▶ **Task**: Answer with one number: how many lines have "ylabel".

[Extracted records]
----------

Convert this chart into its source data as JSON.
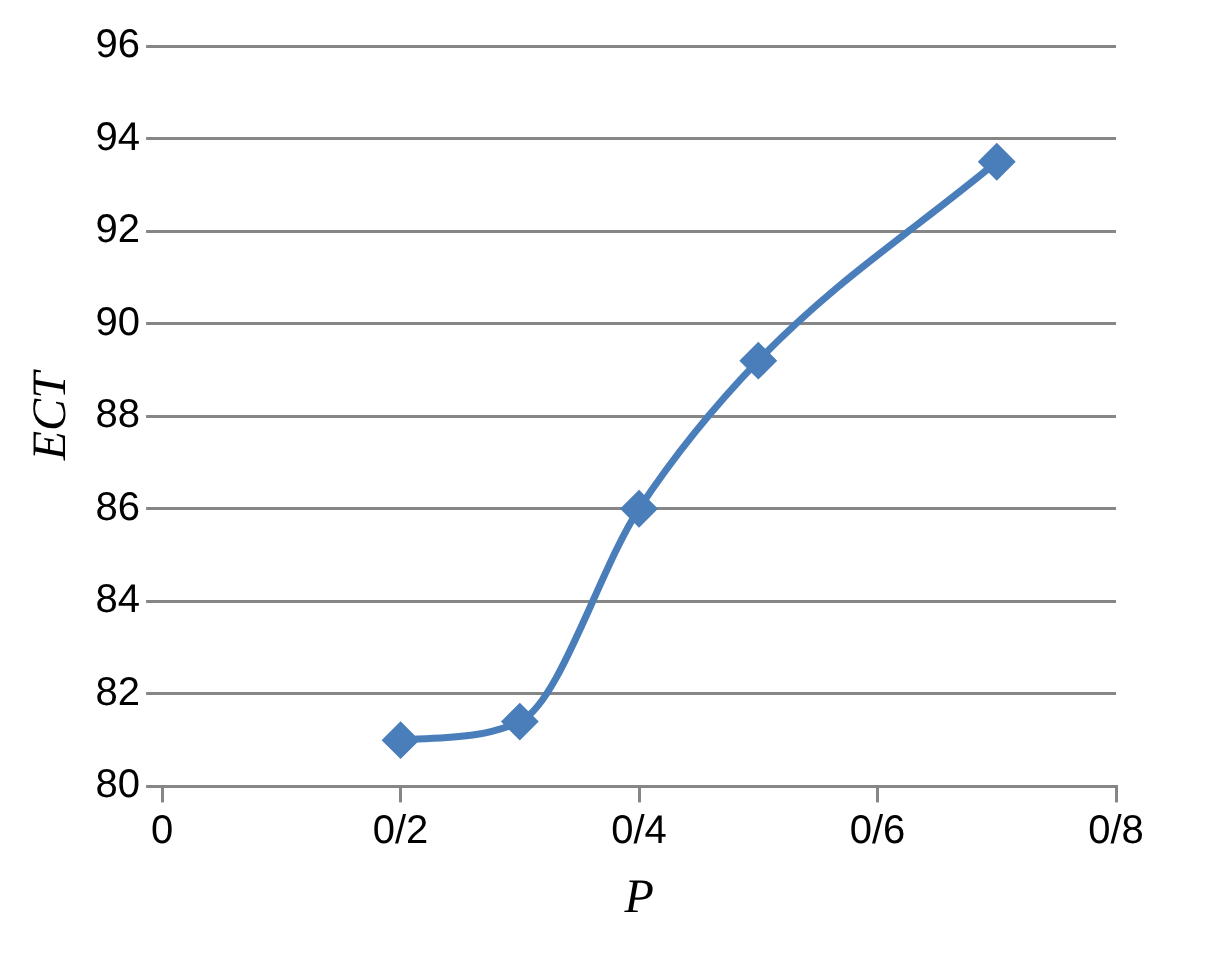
{
  "chart_data": {
    "type": "line",
    "xlabel": "P",
    "ylabel": "ECT",
    "categories": [
      "0",
      null,
      "0/2",
      null,
      "0/4",
      null,
      "0/6",
      null,
      "0/8"
    ],
    "series": [
      {
        "color": "#4a7ebb",
        "values": [
          null,
          null,
          81,
          81.4,
          86,
          89.2,
          null,
          93.5,
          null
        ]
      }
    ],
    "ylim": [
      80,
      96
    ],
    "yticks": [
      80,
      82,
      84,
      86,
      88,
      90,
      92,
      94,
      96
    ],
    "grid": "y",
    "legend": false,
    "marker": "diamond",
    "line_style": "solid"
  }
}
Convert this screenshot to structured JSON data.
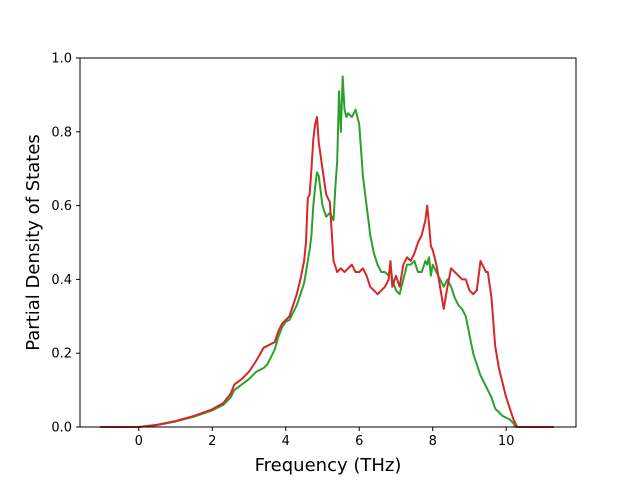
{
  "chart_data": {
    "type": "line",
    "title": "",
    "xlabel": "Frequency (THz)",
    "ylabel": "Partial Density of States",
    "xlim": [
      -1.6,
      11.9
    ],
    "ylim": [
      0,
      1.0
    ],
    "x_ticks": [
      0,
      2,
      4,
      6,
      8,
      10
    ],
    "y_ticks": [
      0.0,
      0.2,
      0.4,
      0.6,
      0.8,
      1.0
    ],
    "x_tick_labels": [
      "0",
      "2",
      "4",
      "6",
      "8",
      "10"
    ],
    "y_tick_labels": [
      "0.0",
      "0.2",
      "0.4",
      "0.6",
      "0.8",
      "1.0"
    ],
    "grid": false,
    "legend": "none",
    "series": [
      {
        "color": "#2ca02c",
        "x": [
          -1.05,
          0,
          0.5,
          1.0,
          1.5,
          2.0,
          2.3,
          2.5,
          2.6,
          2.8,
          3.0,
          3.2,
          3.4,
          3.5,
          3.6,
          3.7,
          3.8,
          3.9,
          4.0,
          4.1,
          4.2,
          4.3,
          4.4,
          4.5,
          4.55,
          4.6,
          4.65,
          4.7,
          4.75,
          4.8,
          4.85,
          4.9,
          5.0,
          5.1,
          5.2,
          5.3,
          5.35,
          5.4,
          5.45,
          5.5,
          5.55,
          5.6,
          5.65,
          5.7,
          5.8,
          5.9,
          6.0,
          6.05,
          6.1,
          6.2,
          6.3,
          6.4,
          6.5,
          6.6,
          6.7,
          6.8,
          6.85,
          6.9,
          7.0,
          7.1,
          7.2,
          7.3,
          7.4,
          7.5,
          7.6,
          7.7,
          7.8,
          7.85,
          7.9,
          7.95,
          8.0,
          8.1,
          8.2,
          8.3,
          8.4,
          8.5,
          8.6,
          8.7,
          8.8,
          8.9,
          9.0,
          9.1,
          9.2,
          9.3,
          9.4,
          9.5,
          9.6,
          9.7,
          9.8,
          9.9,
          10.0,
          10.1,
          10.2,
          10.25,
          11.3
        ],
        "values": [
          0,
          0,
          0.005,
          0.015,
          0.028,
          0.045,
          0.06,
          0.08,
          0.1,
          0.115,
          0.13,
          0.15,
          0.16,
          0.17,
          0.19,
          0.21,
          0.245,
          0.27,
          0.285,
          0.29,
          0.31,
          0.33,
          0.36,
          0.39,
          0.42,
          0.45,
          0.48,
          0.52,
          0.6,
          0.65,
          0.69,
          0.68,
          0.6,
          0.57,
          0.58,
          0.56,
          0.65,
          0.72,
          0.91,
          0.8,
          0.95,
          0.86,
          0.84,
          0.85,
          0.84,
          0.86,
          0.82,
          0.75,
          0.68,
          0.6,
          0.52,
          0.47,
          0.44,
          0.42,
          0.42,
          0.41,
          0.44,
          0.4,
          0.37,
          0.36,
          0.4,
          0.44,
          0.44,
          0.45,
          0.42,
          0.42,
          0.45,
          0.44,
          0.46,
          0.41,
          0.44,
          0.42,
          0.4,
          0.38,
          0.4,
          0.38,
          0.35,
          0.33,
          0.32,
          0.3,
          0.25,
          0.2,
          0.17,
          0.14,
          0.12,
          0.1,
          0.08,
          0.05,
          0.04,
          0.03,
          0.025,
          0.02,
          0.01,
          0.0,
          0.0
        ]
      },
      {
        "color": "#d62728",
        "x": [
          -1.05,
          0,
          0.5,
          1.0,
          1.5,
          2.0,
          2.3,
          2.5,
          2.6,
          2.8,
          3.0,
          3.2,
          3.4,
          3.5,
          3.6,
          3.7,
          3.8,
          3.9,
          4.0,
          4.1,
          4.2,
          4.3,
          4.4,
          4.5,
          4.55,
          4.6,
          4.65,
          4.7,
          4.75,
          4.8,
          4.85,
          4.9,
          5.0,
          5.1,
          5.2,
          5.3,
          5.4,
          5.5,
          5.6,
          5.7,
          5.8,
          5.9,
          6.0,
          6.1,
          6.2,
          6.3,
          6.4,
          6.5,
          6.6,
          6.7,
          6.8,
          6.85,
          6.9,
          7.0,
          7.1,
          7.2,
          7.3,
          7.4,
          7.5,
          7.6,
          7.7,
          7.8,
          7.85,
          7.9,
          7.95,
          8.0,
          8.1,
          8.2,
          8.3,
          8.4,
          8.5,
          8.6,
          8.7,
          8.8,
          8.9,
          9.0,
          9.1,
          9.2,
          9.3,
          9.4,
          9.45,
          9.5,
          9.6,
          9.7,
          9.8,
          9.9,
          10.0,
          10.1,
          10.2,
          10.3,
          10.35,
          11.3
        ],
        "values": [
          0,
          0,
          0.006,
          0.016,
          0.03,
          0.048,
          0.065,
          0.09,
          0.115,
          0.13,
          0.15,
          0.18,
          0.215,
          0.22,
          0.225,
          0.23,
          0.26,
          0.28,
          0.29,
          0.3,
          0.33,
          0.36,
          0.4,
          0.45,
          0.5,
          0.62,
          0.63,
          0.7,
          0.78,
          0.82,
          0.84,
          0.77,
          0.7,
          0.63,
          0.61,
          0.45,
          0.42,
          0.43,
          0.42,
          0.43,
          0.44,
          0.42,
          0.42,
          0.43,
          0.41,
          0.38,
          0.37,
          0.36,
          0.37,
          0.38,
          0.4,
          0.45,
          0.38,
          0.41,
          0.38,
          0.44,
          0.46,
          0.45,
          0.47,
          0.5,
          0.52,
          0.56,
          0.6,
          0.55,
          0.49,
          0.48,
          0.44,
          0.38,
          0.32,
          0.38,
          0.43,
          0.42,
          0.41,
          0.4,
          0.4,
          0.37,
          0.36,
          0.37,
          0.45,
          0.43,
          0.42,
          0.42,
          0.35,
          0.22,
          0.16,
          0.12,
          0.08,
          0.05,
          0.02,
          0.0,
          0.0,
          0.0
        ]
      }
    ]
  }
}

----------

▶ **Response below**: 2